Source listing:
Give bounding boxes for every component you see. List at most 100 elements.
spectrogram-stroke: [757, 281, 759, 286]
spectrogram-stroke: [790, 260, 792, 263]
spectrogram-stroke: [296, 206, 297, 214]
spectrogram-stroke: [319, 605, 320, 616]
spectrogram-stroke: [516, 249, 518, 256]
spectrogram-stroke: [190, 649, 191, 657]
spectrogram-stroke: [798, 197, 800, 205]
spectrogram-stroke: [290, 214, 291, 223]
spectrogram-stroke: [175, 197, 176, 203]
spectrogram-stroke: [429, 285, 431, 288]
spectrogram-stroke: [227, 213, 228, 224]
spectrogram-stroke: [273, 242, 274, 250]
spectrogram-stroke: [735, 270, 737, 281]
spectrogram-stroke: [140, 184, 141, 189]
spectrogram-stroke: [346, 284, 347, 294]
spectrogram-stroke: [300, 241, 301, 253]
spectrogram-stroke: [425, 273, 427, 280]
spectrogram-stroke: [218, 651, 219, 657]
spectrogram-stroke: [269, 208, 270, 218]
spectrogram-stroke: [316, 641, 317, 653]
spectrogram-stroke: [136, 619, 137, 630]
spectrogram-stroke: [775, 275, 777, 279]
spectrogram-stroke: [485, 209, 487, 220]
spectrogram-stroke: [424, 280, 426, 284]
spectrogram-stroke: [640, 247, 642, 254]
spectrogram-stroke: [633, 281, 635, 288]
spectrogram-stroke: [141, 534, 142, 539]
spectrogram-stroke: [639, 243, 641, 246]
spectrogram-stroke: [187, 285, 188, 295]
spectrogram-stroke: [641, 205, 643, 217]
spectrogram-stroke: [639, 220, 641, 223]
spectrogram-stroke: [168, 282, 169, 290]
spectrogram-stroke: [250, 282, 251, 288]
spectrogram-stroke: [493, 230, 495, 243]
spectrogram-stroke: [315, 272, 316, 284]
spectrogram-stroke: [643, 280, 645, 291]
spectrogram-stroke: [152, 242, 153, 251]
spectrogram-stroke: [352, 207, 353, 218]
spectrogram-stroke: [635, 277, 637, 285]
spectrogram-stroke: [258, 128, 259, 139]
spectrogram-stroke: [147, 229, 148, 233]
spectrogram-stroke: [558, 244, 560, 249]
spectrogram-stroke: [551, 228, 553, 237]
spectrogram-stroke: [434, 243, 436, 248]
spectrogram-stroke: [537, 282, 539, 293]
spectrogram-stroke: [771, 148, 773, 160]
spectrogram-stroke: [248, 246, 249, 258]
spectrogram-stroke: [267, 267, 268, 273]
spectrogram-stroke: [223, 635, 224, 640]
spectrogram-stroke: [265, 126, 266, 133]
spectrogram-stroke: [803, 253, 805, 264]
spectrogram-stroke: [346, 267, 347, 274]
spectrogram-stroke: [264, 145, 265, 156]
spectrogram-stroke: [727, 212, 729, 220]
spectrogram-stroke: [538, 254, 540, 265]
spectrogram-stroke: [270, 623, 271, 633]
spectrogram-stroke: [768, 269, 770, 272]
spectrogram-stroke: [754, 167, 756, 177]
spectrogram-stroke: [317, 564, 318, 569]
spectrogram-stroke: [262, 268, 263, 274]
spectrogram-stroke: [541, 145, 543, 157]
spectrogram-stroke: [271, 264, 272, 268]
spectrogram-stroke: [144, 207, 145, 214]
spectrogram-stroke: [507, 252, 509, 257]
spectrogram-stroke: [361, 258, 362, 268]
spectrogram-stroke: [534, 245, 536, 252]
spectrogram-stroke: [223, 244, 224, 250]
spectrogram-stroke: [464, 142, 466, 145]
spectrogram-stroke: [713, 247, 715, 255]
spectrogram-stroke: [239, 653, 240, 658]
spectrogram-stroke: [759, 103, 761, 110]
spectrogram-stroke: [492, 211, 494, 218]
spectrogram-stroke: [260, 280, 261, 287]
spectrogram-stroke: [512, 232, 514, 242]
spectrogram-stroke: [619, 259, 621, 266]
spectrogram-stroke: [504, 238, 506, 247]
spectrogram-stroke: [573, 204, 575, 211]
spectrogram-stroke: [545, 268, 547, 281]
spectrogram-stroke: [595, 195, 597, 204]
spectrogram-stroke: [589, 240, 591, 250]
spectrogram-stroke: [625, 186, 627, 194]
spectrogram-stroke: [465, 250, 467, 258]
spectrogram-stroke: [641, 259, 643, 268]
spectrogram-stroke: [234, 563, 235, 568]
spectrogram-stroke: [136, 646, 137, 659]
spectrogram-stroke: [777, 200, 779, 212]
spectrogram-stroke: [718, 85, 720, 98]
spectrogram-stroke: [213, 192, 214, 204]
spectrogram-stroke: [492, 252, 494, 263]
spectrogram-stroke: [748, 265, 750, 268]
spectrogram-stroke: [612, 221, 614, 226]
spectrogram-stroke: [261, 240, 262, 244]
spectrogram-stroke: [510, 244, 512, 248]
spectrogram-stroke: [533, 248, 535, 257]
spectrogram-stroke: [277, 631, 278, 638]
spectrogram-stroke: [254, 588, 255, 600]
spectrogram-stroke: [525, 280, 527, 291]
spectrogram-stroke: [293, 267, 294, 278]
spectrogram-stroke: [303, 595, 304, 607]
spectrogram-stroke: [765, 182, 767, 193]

→ WORK REQUIRED
Copy the listing word for word from its first line down to the line holding "spectrogram-stroke: [187, 285, 188, 295]", including both of those lines.

→ ANSWER TO THIS TASK
Give bounding boxes for every component you see. List at most 100 elements.
spectrogram-stroke: [757, 281, 759, 286]
spectrogram-stroke: [790, 260, 792, 263]
spectrogram-stroke: [296, 206, 297, 214]
spectrogram-stroke: [319, 605, 320, 616]
spectrogram-stroke: [516, 249, 518, 256]
spectrogram-stroke: [190, 649, 191, 657]
spectrogram-stroke: [798, 197, 800, 205]
spectrogram-stroke: [290, 214, 291, 223]
spectrogram-stroke: [175, 197, 176, 203]
spectrogram-stroke: [429, 285, 431, 288]
spectrogram-stroke: [227, 213, 228, 224]
spectrogram-stroke: [273, 242, 274, 250]
spectrogram-stroke: [735, 270, 737, 281]
spectrogram-stroke: [140, 184, 141, 189]
spectrogram-stroke: [346, 284, 347, 294]
spectrogram-stroke: [300, 241, 301, 253]
spectrogram-stroke: [425, 273, 427, 280]
spectrogram-stroke: [218, 651, 219, 657]
spectrogram-stroke: [269, 208, 270, 218]
spectrogram-stroke: [316, 641, 317, 653]
spectrogram-stroke: [136, 619, 137, 630]
spectrogram-stroke: [775, 275, 777, 279]
spectrogram-stroke: [485, 209, 487, 220]
spectrogram-stroke: [424, 280, 426, 284]
spectrogram-stroke: [640, 247, 642, 254]
spectrogram-stroke: [633, 281, 635, 288]
spectrogram-stroke: [141, 534, 142, 539]
spectrogram-stroke: [639, 243, 641, 246]
spectrogram-stroke: [187, 285, 188, 295]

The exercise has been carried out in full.